Check each line of the material below for "TUNCELİ", then copy the ones that contain it.

_Records for processing_
╔══

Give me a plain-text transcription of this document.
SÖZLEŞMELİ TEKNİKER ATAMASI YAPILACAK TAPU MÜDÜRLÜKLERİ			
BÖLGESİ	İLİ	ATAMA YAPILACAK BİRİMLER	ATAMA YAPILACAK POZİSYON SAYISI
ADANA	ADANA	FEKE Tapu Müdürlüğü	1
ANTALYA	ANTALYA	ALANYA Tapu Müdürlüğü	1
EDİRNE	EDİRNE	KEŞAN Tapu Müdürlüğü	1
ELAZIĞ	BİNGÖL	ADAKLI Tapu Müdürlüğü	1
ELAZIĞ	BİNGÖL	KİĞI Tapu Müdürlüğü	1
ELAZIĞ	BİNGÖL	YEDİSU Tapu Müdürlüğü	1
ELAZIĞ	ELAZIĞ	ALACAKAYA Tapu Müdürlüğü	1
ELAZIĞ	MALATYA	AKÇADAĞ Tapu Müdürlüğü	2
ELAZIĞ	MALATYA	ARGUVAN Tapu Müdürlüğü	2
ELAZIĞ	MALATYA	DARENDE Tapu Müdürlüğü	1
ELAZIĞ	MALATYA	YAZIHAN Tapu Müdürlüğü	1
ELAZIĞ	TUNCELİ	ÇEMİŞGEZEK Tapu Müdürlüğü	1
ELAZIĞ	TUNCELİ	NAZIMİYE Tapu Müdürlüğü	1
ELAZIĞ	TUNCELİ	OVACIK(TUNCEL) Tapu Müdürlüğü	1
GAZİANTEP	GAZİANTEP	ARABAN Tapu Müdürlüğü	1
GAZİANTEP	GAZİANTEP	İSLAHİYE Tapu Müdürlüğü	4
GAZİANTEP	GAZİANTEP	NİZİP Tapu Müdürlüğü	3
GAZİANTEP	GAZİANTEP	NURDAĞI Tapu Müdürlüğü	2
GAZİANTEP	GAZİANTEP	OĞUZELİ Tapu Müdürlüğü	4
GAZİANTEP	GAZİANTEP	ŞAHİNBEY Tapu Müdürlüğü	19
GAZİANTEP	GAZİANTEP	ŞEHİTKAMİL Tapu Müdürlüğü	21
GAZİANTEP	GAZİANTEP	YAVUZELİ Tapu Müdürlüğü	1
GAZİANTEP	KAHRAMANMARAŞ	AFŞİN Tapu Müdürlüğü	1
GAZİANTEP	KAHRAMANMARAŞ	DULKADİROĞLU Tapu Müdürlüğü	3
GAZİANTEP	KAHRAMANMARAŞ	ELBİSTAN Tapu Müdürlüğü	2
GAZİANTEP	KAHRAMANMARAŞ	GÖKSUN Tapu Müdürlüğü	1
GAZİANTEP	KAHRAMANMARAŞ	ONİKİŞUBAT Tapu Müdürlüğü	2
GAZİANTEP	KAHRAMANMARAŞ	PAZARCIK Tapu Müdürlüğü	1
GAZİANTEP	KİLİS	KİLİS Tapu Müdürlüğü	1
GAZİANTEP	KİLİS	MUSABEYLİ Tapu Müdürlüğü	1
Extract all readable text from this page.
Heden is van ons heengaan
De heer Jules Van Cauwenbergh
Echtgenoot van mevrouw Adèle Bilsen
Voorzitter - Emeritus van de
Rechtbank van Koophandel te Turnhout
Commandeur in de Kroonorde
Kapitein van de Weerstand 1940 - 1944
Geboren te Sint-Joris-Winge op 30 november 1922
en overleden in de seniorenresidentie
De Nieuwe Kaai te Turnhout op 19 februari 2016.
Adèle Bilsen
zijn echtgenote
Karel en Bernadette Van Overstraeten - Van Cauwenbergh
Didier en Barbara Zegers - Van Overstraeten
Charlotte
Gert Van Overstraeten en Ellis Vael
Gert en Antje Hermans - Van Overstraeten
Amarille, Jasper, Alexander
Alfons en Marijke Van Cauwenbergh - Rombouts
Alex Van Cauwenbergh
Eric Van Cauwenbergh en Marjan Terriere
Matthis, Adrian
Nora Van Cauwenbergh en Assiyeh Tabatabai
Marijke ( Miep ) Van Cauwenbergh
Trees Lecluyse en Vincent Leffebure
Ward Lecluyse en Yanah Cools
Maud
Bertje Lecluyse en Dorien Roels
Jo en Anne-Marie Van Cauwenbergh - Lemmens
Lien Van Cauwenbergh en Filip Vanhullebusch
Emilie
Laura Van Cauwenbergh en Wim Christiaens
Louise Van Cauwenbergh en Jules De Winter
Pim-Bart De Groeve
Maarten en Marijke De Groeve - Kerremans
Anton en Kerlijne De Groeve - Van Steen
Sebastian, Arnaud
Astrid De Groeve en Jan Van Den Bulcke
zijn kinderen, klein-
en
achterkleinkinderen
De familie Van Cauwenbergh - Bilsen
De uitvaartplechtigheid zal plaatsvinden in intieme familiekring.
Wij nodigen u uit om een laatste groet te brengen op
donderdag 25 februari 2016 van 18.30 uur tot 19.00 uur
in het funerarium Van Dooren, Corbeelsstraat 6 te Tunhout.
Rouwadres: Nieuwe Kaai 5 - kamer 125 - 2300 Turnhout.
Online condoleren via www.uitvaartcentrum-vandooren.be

╚══

_Complete response_
ELAZIĞ	TUNCELİ	ÇEMİŞGEZEK Tapu Müdürlüğü	1
ELAZIĞ	TUNCELİ	NAZIMİYE Tapu Müdürlüğü	1
ELAZIĞ	TUNCELİ	OVACIK(TUNCEL) Tapu Müdürlüğü	1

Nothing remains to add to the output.